Potassium bisperoxo (1,10-phenanthroline) oxovanadate suppresses proliferation of hippocampal neuronal cell lines by increasing DNA methyltransferases

• Main Authors: Xiao-Li Tian, Shu-Yuan Jiang, Xiao-Lu Zhang, Jie Yang, Jun-He Cui, Xiao-Lei Liu, Ke-Rui Gong, Shao-Chun Yan, Chun-Yang Zhang, Guo Shao
• Format: Article
• Language: English
• Published: Wolters Kluwer Medknow Publications 2019-01-01
• Series: Neural Regeneration Research
• Subjects: nerve regeneration; hippocampal neurons; potassium bisperoxo (1; 10-phenanthroline) oxovanadate; DNA methyltransferase; p21; HT22 cell; cell cycle; immunoblotting; DNA methylation; neural regeneration
• Online Access: http://www.nrronline.org/article.asp?issn=1673-5374;year=2019;volume=14;issue=5;spage=826;epage=833;aulast=Tian

Bisperoxo (1,10-phenanthroline) oxovanadate (BpV) can reportedly block the cell cycle. The present study examined whether BpV alters gene expression by affecting DNA methyltransferases (DNMTs), which would impact the cell cycle. Immortalized mouse hippocampal neuronal precursor cells (HT22) were treated with 0.3 or 3 μM BpV. Proliferation, morphology, and viability of HT22 cells were detected with an IncuCyte real-time video imaging system or inverted microscope and 3-(4,5-dimethylthiazol-2-yl)-5(3-carboxymethonyphenol)-2-(4-sulfophenyl)-2H-tetrazolium, respectively. mRNA and protein expression of DNMTs and p21 in HT22 cells was detected by real-time polymerase chain reaction and immunoblotting, respectively. In addition, DNMT activity was measured with an enzyme-linked immunosorbent assay. Effects of BpV on the cell cycle were analyzed using flow cytometry. Results demonstrated that treatment with 0.3 μM BpV did not affect cell proliferation, morphology, or viability; however, treatment with 3 μM BpV decreased cell viability, increased expression of both DNMT3B mRNA and protein, and inhibited the proliferation of HT22 cells; and 3 μM BpV also blocked the cell cycle and increased expression of the regulatory factor p21 by increasing DNMT expression in mouse hippocampal neurons.

▶ [Record extracts]:
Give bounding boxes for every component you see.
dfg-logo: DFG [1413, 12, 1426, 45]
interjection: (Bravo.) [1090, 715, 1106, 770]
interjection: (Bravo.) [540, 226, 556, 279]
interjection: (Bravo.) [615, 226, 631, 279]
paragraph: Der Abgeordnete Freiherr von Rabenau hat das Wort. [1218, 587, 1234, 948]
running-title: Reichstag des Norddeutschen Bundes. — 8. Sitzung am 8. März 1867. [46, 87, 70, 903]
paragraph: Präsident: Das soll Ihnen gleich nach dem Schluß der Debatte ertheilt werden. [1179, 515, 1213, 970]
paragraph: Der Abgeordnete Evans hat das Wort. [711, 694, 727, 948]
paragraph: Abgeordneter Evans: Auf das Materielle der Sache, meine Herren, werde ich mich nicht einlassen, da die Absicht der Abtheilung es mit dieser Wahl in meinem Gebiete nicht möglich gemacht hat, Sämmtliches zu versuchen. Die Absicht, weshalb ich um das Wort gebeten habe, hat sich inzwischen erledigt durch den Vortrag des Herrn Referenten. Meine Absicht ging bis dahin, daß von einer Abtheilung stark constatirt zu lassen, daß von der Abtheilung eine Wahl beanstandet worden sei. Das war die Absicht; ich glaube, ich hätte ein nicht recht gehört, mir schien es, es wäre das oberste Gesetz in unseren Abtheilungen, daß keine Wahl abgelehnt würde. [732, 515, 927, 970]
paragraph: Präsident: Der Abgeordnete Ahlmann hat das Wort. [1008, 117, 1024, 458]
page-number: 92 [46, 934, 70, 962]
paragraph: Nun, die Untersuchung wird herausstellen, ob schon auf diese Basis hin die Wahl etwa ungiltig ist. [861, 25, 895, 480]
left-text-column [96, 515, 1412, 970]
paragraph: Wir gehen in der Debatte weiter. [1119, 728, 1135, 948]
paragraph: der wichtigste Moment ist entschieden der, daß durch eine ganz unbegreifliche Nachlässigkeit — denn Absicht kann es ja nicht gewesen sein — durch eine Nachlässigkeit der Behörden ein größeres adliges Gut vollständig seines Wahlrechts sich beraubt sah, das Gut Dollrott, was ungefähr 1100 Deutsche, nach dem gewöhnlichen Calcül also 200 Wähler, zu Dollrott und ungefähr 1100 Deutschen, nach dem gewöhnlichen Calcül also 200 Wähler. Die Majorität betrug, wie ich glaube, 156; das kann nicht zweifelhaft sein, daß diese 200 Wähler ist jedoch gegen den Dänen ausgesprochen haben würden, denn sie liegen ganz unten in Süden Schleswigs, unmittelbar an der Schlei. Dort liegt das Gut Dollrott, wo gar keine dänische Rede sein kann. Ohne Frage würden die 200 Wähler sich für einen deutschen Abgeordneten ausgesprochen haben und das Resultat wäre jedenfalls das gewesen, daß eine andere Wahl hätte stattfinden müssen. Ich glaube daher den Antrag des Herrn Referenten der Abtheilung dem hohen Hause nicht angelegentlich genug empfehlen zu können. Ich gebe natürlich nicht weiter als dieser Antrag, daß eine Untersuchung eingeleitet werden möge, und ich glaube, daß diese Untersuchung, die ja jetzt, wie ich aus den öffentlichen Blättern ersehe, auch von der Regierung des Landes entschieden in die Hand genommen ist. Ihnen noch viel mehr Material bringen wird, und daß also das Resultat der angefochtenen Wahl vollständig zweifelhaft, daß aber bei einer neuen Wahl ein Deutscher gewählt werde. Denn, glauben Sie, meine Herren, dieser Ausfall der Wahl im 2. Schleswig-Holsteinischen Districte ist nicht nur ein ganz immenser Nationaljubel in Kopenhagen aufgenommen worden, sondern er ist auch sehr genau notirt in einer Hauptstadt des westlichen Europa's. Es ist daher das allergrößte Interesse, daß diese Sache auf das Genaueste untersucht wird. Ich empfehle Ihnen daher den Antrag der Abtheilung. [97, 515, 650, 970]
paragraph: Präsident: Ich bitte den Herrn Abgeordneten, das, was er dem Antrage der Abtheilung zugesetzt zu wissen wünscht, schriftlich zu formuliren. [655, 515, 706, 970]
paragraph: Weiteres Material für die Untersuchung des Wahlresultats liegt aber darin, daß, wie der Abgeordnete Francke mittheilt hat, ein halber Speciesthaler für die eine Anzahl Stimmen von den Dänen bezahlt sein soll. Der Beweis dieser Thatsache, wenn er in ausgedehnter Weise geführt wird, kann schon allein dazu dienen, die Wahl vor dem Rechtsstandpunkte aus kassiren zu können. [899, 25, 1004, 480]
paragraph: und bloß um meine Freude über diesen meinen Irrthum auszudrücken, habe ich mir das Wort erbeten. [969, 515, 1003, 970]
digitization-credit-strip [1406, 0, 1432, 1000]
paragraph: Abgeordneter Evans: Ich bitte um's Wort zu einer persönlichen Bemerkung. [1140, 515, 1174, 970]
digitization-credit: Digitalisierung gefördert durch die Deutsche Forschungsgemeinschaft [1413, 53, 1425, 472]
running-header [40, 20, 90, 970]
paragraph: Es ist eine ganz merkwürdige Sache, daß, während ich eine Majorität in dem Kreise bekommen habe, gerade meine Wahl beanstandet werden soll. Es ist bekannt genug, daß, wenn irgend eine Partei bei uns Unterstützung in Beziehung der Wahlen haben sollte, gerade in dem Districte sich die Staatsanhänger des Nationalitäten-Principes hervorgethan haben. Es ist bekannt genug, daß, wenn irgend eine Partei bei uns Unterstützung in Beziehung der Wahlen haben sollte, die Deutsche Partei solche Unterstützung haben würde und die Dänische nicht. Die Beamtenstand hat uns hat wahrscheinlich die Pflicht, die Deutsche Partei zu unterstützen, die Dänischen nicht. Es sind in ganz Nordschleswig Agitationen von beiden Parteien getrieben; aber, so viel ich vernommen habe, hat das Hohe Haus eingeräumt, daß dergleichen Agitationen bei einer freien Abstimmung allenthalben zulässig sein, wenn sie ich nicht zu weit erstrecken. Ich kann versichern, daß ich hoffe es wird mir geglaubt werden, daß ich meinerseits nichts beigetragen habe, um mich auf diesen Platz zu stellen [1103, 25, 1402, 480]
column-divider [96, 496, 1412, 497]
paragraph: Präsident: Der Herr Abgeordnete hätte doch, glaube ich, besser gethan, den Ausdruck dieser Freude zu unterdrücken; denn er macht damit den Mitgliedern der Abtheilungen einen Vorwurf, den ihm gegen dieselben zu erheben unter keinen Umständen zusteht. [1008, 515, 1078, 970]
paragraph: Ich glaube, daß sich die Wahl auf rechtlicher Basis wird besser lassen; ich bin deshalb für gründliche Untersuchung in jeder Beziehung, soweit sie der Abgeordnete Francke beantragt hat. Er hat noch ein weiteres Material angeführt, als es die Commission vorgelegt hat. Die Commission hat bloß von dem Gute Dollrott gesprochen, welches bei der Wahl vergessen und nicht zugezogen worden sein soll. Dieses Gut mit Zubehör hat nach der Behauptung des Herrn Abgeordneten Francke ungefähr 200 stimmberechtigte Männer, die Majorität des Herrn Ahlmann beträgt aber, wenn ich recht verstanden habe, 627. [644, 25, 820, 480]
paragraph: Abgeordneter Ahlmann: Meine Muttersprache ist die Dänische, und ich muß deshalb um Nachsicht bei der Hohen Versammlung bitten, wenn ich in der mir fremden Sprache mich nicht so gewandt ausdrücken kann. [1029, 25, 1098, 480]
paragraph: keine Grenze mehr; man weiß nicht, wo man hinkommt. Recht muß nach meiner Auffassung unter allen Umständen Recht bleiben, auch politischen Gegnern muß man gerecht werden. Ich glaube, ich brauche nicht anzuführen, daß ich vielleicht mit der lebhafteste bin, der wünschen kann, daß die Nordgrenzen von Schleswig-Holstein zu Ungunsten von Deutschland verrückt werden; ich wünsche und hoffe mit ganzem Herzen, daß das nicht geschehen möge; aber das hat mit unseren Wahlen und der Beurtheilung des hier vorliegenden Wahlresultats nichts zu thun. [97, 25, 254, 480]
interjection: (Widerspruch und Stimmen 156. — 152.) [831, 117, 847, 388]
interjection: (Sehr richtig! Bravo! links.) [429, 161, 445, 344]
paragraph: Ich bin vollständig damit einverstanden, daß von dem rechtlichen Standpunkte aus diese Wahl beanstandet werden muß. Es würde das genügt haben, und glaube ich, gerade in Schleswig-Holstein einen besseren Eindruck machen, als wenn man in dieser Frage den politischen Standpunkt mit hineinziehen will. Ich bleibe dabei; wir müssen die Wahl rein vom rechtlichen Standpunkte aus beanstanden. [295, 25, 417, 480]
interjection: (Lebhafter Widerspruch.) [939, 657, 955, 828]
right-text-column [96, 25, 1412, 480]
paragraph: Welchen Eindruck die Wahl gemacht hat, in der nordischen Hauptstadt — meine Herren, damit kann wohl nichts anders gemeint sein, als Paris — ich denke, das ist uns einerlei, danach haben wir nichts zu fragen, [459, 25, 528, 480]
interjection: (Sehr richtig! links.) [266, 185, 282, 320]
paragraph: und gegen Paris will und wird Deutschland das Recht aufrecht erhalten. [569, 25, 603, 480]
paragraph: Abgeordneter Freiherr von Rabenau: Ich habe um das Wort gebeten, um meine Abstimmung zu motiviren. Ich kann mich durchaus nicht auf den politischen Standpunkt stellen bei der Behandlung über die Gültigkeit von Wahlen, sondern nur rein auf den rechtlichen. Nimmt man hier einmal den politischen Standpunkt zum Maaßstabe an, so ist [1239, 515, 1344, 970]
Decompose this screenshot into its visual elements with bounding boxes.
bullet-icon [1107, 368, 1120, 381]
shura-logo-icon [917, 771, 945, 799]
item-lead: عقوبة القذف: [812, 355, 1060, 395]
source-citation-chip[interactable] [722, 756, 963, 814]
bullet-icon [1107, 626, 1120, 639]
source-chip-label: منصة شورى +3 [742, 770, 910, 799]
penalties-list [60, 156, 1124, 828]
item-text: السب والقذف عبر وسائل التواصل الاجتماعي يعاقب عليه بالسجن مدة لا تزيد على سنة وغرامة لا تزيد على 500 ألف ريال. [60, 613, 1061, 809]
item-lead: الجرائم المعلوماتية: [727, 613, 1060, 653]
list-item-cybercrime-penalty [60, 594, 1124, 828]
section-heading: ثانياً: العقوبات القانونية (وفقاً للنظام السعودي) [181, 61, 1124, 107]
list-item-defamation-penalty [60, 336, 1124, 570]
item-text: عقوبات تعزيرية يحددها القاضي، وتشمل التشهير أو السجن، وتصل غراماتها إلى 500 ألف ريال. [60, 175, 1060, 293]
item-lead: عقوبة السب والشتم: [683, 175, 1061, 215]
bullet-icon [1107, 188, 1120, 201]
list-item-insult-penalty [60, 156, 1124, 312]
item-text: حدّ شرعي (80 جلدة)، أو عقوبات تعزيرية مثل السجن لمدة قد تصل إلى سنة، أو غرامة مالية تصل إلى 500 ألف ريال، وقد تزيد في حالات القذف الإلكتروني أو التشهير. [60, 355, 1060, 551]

▶ [Problem details]: Condense the paragraph of the BpV article beginning "Bisperoxo (1,10-phenanthroline) oxovanadate (BpV) can reportedly block" into a short bulleted list that keeps its main facts.

▶ [Response to this task]:
- Question: BpV reportedly blocks the cell cycle. The study asked whether it changes gene expression by acting on DNA methyltransferases (DNMTs), which would affect the cell cycle.
- Cells: immortalized mouse hippocampal neuronal precursor cells (HT22), treated with 0.3 or 3 μM BpV.
- Methods:
  - proliferation, morphology and viability measured by IncuCyte real-time video imaging or inverted microscope, and by a tetrazolium compound
  - DNMT and p21 mRNA and protein measured by real-time PCR and immunoblotting
  - DNMT activity measured by ELISA
  - cell cycle analyzed by flow cytometry
- Results:
  - 0.3 μM had no effect on proliferation, morphology or viability.
  - 3 μM lowered viability, raised DNMT3B mRNA and protein, and inhibited proliferation.
  - 3 μM also blocked the cell cycle and raised p21 expression by increasing DNMT expression.